-- Data supplied follows --

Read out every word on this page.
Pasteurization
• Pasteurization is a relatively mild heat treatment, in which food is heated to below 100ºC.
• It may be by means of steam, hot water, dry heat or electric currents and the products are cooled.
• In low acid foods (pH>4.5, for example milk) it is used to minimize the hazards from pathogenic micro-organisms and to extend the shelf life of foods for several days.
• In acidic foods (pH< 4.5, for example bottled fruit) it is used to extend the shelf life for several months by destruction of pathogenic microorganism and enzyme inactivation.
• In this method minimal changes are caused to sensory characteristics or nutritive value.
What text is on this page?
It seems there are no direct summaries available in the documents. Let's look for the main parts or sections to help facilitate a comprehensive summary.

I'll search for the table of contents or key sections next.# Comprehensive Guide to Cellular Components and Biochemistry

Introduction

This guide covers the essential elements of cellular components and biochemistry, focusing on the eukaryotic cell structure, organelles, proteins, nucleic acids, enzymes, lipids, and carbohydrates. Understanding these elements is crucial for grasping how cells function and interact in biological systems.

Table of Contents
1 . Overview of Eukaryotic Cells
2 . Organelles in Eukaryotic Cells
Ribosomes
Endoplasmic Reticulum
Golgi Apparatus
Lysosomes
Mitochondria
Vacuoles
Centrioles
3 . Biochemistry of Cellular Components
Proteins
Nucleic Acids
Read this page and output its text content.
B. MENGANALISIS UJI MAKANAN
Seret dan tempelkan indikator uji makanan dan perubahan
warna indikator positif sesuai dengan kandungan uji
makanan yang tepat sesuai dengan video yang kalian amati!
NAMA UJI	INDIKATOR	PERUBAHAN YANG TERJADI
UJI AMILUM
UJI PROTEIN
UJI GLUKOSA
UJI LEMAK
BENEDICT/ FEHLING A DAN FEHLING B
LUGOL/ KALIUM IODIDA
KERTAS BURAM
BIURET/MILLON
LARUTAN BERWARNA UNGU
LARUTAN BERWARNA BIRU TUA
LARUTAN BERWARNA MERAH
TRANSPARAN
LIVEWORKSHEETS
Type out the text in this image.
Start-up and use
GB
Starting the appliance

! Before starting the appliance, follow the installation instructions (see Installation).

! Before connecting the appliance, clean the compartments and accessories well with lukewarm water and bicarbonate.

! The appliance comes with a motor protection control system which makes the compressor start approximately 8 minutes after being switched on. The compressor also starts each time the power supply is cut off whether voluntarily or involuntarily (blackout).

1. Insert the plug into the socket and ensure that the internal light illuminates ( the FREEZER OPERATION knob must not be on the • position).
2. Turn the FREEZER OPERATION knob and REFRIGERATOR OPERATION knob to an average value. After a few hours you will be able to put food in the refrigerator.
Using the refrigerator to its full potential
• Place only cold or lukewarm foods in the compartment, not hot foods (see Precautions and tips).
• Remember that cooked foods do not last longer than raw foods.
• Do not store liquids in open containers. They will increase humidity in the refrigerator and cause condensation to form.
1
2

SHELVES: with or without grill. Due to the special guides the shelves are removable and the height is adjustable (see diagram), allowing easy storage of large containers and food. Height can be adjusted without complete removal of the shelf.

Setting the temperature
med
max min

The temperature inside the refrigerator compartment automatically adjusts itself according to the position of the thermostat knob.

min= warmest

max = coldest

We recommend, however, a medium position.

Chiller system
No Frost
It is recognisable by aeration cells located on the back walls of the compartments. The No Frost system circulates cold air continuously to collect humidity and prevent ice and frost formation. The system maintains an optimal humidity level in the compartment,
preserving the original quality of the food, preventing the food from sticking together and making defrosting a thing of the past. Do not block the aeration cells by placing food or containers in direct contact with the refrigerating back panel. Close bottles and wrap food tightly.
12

-- Data supplied concluded --

How many lines of the listing contain "BERWARNA"? Say only that number.

3